* [Provided data]:
===============
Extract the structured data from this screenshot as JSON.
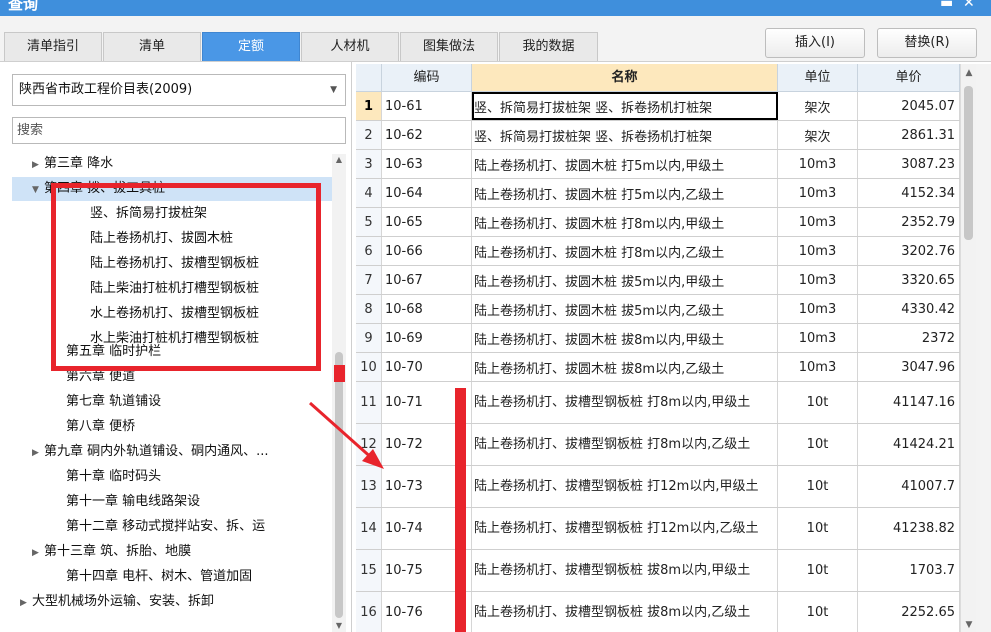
{
  "window": {
    "title": "查询",
    "minimize": "▬",
    "close": "✕"
  },
  "tabs": [
    {
      "label": "清单指引",
      "active": false
    },
    {
      "label": "清单",
      "active": false
    },
    {
      "label": "定额",
      "active": true
    },
    {
      "label": "人材机",
      "active": false
    },
    {
      "label": "图集做法",
      "active": false
    },
    {
      "label": "我的数据",
      "active": false
    }
  ],
  "actions": {
    "insert": "插入(I)",
    "replace": "替换(R)"
  },
  "left": {
    "catalog": "陕西省市政工程价目表(2009)",
    "search_placeholder": "搜索",
    "tree": [
      {
        "label": "第三章 降水",
        "toggle": "▶"
      },
      {
        "label": "第四章 拨、拔工具桩",
        "toggle": "▼"
      },
      {
        "label": "竖、拆简易打拔桩架",
        "toggle": ""
      },
      {
        "label": "陆上卷扬机打、拔圆木桩",
        "toggle": ""
      },
      {
        "label": "陆上卷扬机打、拔槽型钢板桩",
        "toggle": ""
      },
      {
        "label": "陆上柴油打桩机打槽型钢板桩",
        "toggle": ""
      },
      {
        "label": "水上卷扬机打、拔槽型钢板桩",
        "toggle": ""
      },
      {
        "label": "水上柴油打桩机打槽型钢板桩",
        "toggle": ""
      },
      {
        "label": "第五章 临时护栏",
        "toggle": ""
      },
      {
        "label": "第六章 便道",
        "toggle": ""
      },
      {
        "label": "第七章 轨道铺设",
        "toggle": ""
      },
      {
        "label": "第八章 便桥",
        "toggle": ""
      },
      {
        "label": "第九章 硐内外轨道铺设、硐内通风、...",
        "toggle": "▶"
      },
      {
        "label": "第十章 临时码头",
        "toggle": ""
      },
      {
        "label": "第十一章 输电线路架设",
        "toggle": ""
      },
      {
        "label": "第十二章 移动式搅拌站安、拆、运",
        "toggle": ""
      },
      {
        "label": "第十三章 筑、拆胎、地膜",
        "toggle": "▶"
      },
      {
        "label": "第十四章 电杆、树木、管道加固",
        "toggle": ""
      },
      {
        "label": "大型机械场外运输、安装、拆卸",
        "toggle": "▶"
      }
    ]
  },
  "grid": {
    "headers": {
      "code": "编码",
      "name": "名称",
      "unit": "单位",
      "price": "单价"
    },
    "rows": [
      {
        "idx": "1",
        "code": "10-61",
        "name": "竖、拆简易打拔桩架 竖、拆卷扬机打桩架",
        "unit": "架次",
        "price": "2045.07"
      },
      {
        "idx": "2",
        "code": "10-62",
        "name": "竖、拆简易打拔桩架 竖、拆卷扬机打桩架",
        "unit": "架次",
        "price": "2861.31"
      },
      {
        "idx": "3",
        "code": "10-63",
        "name": "陆上卷扬机打、拔圆木桩 打5m以内,甲级土",
        "unit": "10m3",
        "price": "3087.23"
      },
      {
        "idx": "4",
        "code": "10-64",
        "name": "陆上卷扬机打、拔圆木桩 打5m以内,乙级土",
        "unit": "10m3",
        "price": "4152.34"
      },
      {
        "idx": "5",
        "code": "10-65",
        "name": "陆上卷扬机打、拔圆木桩 打8m以内,甲级土",
        "unit": "10m3",
        "price": "2352.79"
      },
      {
        "idx": "6",
        "code": "10-66",
        "name": "陆上卷扬机打、拔圆木桩 打8m以内,乙级土",
        "unit": "10m3",
        "price": "3202.76"
      },
      {
        "idx": "7",
        "code": "10-67",
        "name": "陆上卷扬机打、拔圆木桩 拔5m以内,甲级土",
        "unit": "10m3",
        "price": "3320.65"
      },
      {
        "idx": "8",
        "code": "10-68",
        "name": "陆上卷扬机打、拔圆木桩 拔5m以内,乙级土",
        "unit": "10m3",
        "price": "4330.42"
      },
      {
        "idx": "9",
        "code": "10-69",
        "name": "陆上卷扬机打、拔圆木桩 拔8m以内,甲级土",
        "unit": "10m3",
        "price": "2372"
      },
      {
        "idx": "10",
        "code": "10-70",
        "name": "陆上卷扬机打、拔圆木桩 拔8m以内,乙级土",
        "unit": "10m3",
        "price": "3047.96"
      },
      {
        "idx": "11",
        "code": "10-71",
        "name": "陆上卷扬机打、拔槽型钢板桩 打8m以内,甲级土",
        "unit": "10t",
        "price": "41147.16"
      },
      {
        "idx": "12",
        "code": "10-72",
        "name": "陆上卷扬机打、拔槽型钢板桩 打8m以内,乙级土",
        "unit": "10t",
        "price": "41424.21"
      },
      {
        "idx": "13",
        "code": "10-73",
        "name": "陆上卷扬机打、拔槽型钢板桩 打12m以内,甲级土",
        "unit": "10t",
        "price": "41007.7"
      },
      {
        "idx": "14",
        "code": "10-74",
        "name": "陆上卷扬机打、拔槽型钢板桩 打12m以内,乙级土",
        "unit": "10t",
        "price": "41238.82"
      },
      {
        "idx": "15",
        "code": "10-75",
        "name": "陆上卷扬机打、拔槽型钢板桩 拔8m以内,甲级土",
        "unit": "10t",
        "price": "1703.7"
      },
      {
        "idx": "16",
        "code": "10-76",
        "name": "陆上卷扬机打、拔槽型钢板桩 拔8m以内,乙级土",
        "unit": "10t",
        "price": "2252.65"
      }
    ]
  },
  "icons": {
    "scroll_up": "▲",
    "scroll_down": "▼",
    "combo_arrow": "▼"
  },
  "colors": {
    "active_tab": "#4a97e6",
    "selection": "#cfe3f7",
    "sort_header": "#fde8bd",
    "annotation": "#e8242c"
  }
}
===============
* [Given task]: From the entries above, copy every line where the word "拔圆木桩" shows up.

* [Exercise answer]:
        "label": "陆上卷扬机打、拔圆木桩",
        "name": "陆上卷扬机打、拔圆木桩 打5m以内,甲级土",
        "name": "陆上卷扬机打、拔圆木桩 打5m以内,乙级土",
        "name": "陆上卷扬机打、拔圆木桩 打8m以内,甲级土",
        "name": "陆上卷扬机打、拔圆木桩 打8m以内,乙级土",
        "name": "陆上卷扬机打、拔圆木桩 拔5m以内,甲级土",
        "name": "陆上卷扬机打、拔圆木桩 拔5m以内,乙级土",
        "name": "陆上卷扬机打、拔圆木桩 拔8m以内,甲级土",
        "name": "陆上卷扬机打、拔圆木桩 拔8m以内,乙级土",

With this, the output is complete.